=== Excerpted text ===
»»

# Photographs from this weekend



## Johnny_B (Feb 3, 2013)

Got the chance to attend an airshow this weekend in Newcastle Co.Down. This was my first chance getting my "new to me" DSLR Canon 550D out for a test.

Im having a bit of bother uploading a few images to this website .. no idea why but here are the few i have got uploaded

Any comments or criticism are welcome :thumb:

1.








2.








3.








4.








5.


----------



## Johnny_B (Feb 3, 2013)

6.


----------



## Johnny_B (Feb 3, 2013)




----------



## TonyH38 (Apr 7, 2013)

Nice pics like the one of the red arrows.


----------



## Kimo (Jun 7, 2013)

What lense are you using for these


----------



## Andyrat85 (Oct 7, 2013)

Nice to see the Vulcan out and about


----------



## Nico1970 (May 15, 2014)

Some nice pictures there Johnny.


----------



## Johnny_B (Feb 3, 2013)

Thanks guys.. The lens im using is the Canon 70-300mm F4/5.6


----------



## gibbo555 (May 3, 2011)

Nice photos, hard to beat the aircraft pics, have an album from the air tattoo in 97, some great aircraft


----------



## Buckweed (Aug 27, 2012)

Pic No.5 for me.... Very moody skies :thumb:


----------

««

=== Data entries ===
»»

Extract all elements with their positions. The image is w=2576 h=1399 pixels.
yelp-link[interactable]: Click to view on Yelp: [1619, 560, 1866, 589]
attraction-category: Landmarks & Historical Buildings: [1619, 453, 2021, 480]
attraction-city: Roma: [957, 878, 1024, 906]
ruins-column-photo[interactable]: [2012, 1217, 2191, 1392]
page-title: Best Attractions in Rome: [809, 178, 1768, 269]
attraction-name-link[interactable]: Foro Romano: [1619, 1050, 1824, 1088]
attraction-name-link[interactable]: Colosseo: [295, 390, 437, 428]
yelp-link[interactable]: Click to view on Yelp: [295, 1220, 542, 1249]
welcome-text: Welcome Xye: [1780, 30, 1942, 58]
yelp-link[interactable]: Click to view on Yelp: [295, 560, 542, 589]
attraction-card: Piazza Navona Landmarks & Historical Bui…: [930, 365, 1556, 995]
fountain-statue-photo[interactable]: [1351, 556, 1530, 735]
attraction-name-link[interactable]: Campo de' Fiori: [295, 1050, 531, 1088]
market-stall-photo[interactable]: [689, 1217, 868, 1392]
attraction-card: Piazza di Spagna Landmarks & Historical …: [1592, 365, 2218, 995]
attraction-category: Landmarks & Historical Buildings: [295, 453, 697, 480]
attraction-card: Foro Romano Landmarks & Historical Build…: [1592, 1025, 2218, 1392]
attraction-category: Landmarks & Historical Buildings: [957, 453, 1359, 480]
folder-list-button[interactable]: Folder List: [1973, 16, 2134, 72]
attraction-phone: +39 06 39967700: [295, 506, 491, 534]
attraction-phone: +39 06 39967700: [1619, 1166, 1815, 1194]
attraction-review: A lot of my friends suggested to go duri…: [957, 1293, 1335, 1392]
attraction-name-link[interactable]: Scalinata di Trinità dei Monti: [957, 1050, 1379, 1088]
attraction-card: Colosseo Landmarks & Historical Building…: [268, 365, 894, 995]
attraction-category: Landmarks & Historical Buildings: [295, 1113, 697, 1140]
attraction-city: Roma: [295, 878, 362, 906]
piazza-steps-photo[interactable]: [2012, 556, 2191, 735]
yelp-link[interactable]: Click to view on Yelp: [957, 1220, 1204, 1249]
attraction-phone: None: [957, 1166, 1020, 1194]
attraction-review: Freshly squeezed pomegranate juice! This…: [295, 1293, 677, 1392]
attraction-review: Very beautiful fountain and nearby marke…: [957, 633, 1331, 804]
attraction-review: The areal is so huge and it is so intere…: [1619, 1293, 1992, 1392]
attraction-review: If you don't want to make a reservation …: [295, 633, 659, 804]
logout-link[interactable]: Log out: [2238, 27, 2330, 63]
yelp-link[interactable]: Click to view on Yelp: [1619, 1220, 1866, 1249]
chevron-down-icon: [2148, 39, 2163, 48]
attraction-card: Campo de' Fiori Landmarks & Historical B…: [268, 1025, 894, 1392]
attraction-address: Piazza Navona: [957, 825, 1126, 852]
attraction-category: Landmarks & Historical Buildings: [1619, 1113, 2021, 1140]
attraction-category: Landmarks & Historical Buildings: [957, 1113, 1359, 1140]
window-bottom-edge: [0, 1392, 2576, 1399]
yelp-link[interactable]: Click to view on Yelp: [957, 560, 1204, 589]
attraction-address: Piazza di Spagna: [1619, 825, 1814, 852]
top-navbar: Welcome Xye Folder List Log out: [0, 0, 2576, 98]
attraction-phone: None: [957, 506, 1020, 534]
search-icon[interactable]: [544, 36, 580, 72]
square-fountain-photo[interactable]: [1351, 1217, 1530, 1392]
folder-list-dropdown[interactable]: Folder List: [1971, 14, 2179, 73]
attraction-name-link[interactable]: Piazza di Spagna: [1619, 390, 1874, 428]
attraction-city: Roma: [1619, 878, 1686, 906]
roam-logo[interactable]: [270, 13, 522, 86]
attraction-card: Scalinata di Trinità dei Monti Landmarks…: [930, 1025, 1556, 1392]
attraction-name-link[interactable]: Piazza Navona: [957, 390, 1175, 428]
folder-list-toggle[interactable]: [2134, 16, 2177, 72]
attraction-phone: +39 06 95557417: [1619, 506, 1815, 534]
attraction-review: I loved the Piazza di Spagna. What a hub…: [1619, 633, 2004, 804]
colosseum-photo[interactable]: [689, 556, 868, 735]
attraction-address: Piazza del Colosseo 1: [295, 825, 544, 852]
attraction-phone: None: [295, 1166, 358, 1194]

««

=== Short task 1 ===
Rewrite the airshow thread from "Got the chance" to "for a test.", changing "Canon 550D" to "Canon 600D".
=== Short task 2 ===
Answer these questions from the airshow thread.
(a) Where was the airshow that Johnny_B attended?
(b) Which lens does Johnny_B say he is using?
(c) Which picture does Buckweed prefer, and what does Buckweed say about it?
None of the work here depends on the items.

=== Expected output 1 ===
Got the chance to attend an airshow this weekend in Newcastle Co.Down. This was my first chance getting my "new to me" DSLR Canon 600D out for a test.

=== Expected output 2 ===
(a) Newcastle Co.Down
(b) The Canon 70-300mm F4/5.6
(c) Pic No.5, for its very moody skies